__Required work__: Extract every one of the following lines verbatim, keeping their order and wording unchanged.

__Records provided__:
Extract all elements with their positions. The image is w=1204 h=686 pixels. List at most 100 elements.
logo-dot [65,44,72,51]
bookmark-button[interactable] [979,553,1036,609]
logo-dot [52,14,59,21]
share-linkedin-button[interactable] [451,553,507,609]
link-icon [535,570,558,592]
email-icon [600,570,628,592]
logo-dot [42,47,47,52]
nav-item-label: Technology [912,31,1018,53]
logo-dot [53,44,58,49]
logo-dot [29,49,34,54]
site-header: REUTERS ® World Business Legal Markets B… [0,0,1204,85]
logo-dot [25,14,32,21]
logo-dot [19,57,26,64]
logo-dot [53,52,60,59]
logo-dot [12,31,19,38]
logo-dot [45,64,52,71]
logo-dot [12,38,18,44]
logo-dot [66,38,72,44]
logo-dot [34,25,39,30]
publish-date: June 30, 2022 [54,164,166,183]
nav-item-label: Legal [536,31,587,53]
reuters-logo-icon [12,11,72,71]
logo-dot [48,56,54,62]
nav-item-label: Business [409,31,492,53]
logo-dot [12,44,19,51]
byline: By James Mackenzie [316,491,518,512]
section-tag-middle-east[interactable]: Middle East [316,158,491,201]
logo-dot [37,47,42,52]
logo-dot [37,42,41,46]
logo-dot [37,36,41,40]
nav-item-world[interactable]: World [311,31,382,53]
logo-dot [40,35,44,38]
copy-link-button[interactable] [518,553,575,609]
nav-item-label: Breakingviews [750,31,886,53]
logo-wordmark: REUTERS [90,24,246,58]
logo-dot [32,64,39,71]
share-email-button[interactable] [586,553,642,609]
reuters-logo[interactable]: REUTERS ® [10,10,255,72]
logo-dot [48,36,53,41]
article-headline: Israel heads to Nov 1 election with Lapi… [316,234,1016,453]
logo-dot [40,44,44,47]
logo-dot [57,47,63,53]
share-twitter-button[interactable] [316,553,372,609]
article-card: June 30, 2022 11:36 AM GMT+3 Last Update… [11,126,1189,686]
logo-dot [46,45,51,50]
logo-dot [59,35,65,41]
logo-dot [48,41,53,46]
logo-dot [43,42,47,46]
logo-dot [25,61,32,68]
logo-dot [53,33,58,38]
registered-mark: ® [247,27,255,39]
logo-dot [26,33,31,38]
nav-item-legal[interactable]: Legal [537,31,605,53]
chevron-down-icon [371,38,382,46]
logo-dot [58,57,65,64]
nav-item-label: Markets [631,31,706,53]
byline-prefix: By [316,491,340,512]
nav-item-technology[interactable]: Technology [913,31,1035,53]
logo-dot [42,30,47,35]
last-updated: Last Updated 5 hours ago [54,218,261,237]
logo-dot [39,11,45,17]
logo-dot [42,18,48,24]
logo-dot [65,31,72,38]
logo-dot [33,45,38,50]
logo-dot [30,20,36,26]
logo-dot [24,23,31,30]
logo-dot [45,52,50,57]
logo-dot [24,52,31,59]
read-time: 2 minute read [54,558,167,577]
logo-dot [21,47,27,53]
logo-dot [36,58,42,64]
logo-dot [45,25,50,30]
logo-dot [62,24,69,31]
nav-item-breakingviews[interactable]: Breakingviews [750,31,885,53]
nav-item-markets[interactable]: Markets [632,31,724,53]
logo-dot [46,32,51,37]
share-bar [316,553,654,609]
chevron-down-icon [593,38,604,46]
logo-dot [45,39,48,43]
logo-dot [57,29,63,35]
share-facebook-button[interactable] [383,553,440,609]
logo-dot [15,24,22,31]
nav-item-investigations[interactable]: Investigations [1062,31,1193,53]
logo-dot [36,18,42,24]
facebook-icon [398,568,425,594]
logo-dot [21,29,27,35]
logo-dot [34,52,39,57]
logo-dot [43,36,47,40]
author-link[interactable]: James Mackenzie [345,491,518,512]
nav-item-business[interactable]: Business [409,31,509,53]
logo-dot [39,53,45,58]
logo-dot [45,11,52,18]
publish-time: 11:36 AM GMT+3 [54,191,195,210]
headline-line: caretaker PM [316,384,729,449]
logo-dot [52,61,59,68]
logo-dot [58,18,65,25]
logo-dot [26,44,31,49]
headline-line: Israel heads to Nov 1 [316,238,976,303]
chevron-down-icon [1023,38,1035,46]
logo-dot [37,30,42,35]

__Reply to the task__:
Extract all elements with their positions. The image is w=1204 h=686 pixels. List at most 100 elements.
logo-dot [65,44,72,51]
bookmark-button[interactable] [979,553,1036,609]
logo-dot [52,14,59,21]
share-linkedin-button[interactable] [451,553,507,609]
link-icon [535,570,558,592]
email-icon [600,570,628,592]
logo-dot [42,47,47,52]
nav-item-label: Technology [912,31,1018,53]
logo-dot [53,44,58,49]
logo-dot [29,49,34,54]
site-header: REUTERS ® World Business Legal Markets B… [0,0,1204,85]
logo-dot [25,14,32,21]
logo-dot [19,57,26,64]
logo-dot [53,52,60,59]
logo-dot [12,31,19,38]
logo-dot [45,64,52,71]
logo-dot [12,38,18,44]
logo-dot [66,38,72,44]
logo-dot [34,25,39,30]
publish-date: June 30, 2022 [54,164,166,183]
nav-item-label: Legal [536,31,587,53]
reuters-logo-icon [12,11,72,71]
logo-dot [48,56,54,62]
nav-item-label: Business [409,31,492,53]
logo-dot [12,44,19,51]
byline: By James Mackenzie [316,491,518,512]
section-tag-middle-east[interactable]: Middle East [316,158,491,201]
logo-dot [37,47,42,52]
logo-dot [37,42,41,46]
logo-dot [37,36,41,40]
nav-item-world[interactable]: World [311,31,382,53]
logo-dot [40,35,44,38]
copy-link-button[interactable] [518,553,575,609]
nav-item-label: Breakingviews [750,31,886,53]
logo-wordmark: REUTERS [90,24,246,58]
logo-dot [32,64,39,71]
share-email-button[interactable] [586,553,642,609]
reuters-logo[interactable]: REUTERS ® [10,10,255,72]
logo-dot [48,36,53,41]
article-headline: Israel heads to Nov 1 election with Lapi… [316,234,1016,453]
logo-dot [40,44,44,47]
logo-dot [57,47,63,53]
share-twitter-button[interactable] [316,553,372,609]
article-card: June 30, 2022 11:36 AM GMT+3 Last Update… [11,126,1189,686]
logo-dot [46,45,51,50]
logo-dot [59,35,65,41]
logo-dot [48,41,53,46]
logo-dot [43,42,47,46]
logo-dot [25,61,32,68]
logo-dot [53,33,58,38]
registered-mark: ® [247,27,255,39]
logo-dot [26,33,31,38]
nav-item-legal[interactable]: Legal [537,31,605,53]
chevron-down-icon [371,38,382,46]
logo-dot [58,57,65,64]
nav-item-label: Markets [631,31,706,53]
byline-prefix: By [316,491,340,512]
nav-item-technology[interactable]: Technology [913,31,1035,53]
logo-dot [42,30,47,35]
last-updated: Last Updated 5 hours ago [54,218,261,237]
logo-dot [39,11,45,17]
logo-dot [42,18,48,24]
logo-dot [65,31,72,38]
logo-dot [33,45,38,50]
logo-dot [30,20,36,26]
logo-dot [24,23,31,30]
logo-dot [45,52,50,57]
logo-dot [24,52,31,59]
read-time: 2 minute read [54,558,167,577]
logo-dot [21,47,27,53]
logo-dot [36,58,42,64]
logo-dot [45,25,50,30]
logo-dot [62,24,69,31]
nav-item-breakingviews[interactable]: Breakingviews [750,31,885,53]
nav-item-markets[interactable]: Markets [632,31,724,53]
logo-dot [46,32,51,37]
share-bar [316,553,654,609]
chevron-down-icon [593,38,604,46]
logo-dot [45,39,48,43]
logo-dot [57,29,63,35]
share-facebook-button[interactable] [383,553,440,609]
logo-dot [15,24,22,31]
nav-item-investigations[interactable]: Investigations [1062,31,1193,53]
logo-dot [36,18,42,24]
facebook-icon [398,568,425,594]
logo-dot [21,29,27,35]
logo-dot [34,52,39,57]
logo-dot [43,36,47,40]
author-link[interactable]: James Mackenzie [345,491,518,512]
nav-item-business[interactable]: Business [409,31,509,53]
logo-dot [39,53,45,58]
logo-dot [45,11,52,18]
publish-time: 11:36 AM GMT+3 [54,191,195,210]
headline-line: caretaker PM [316,384,729,449]
logo-dot [52,61,59,68]
logo-dot [58,18,65,25]
logo-dot [26,44,31,49]
headline-line: Israel heads to Nov 1 [316,238,976,303]
chevron-down-icon [1023,38,1035,46]
logo-dot [37,30,42,35]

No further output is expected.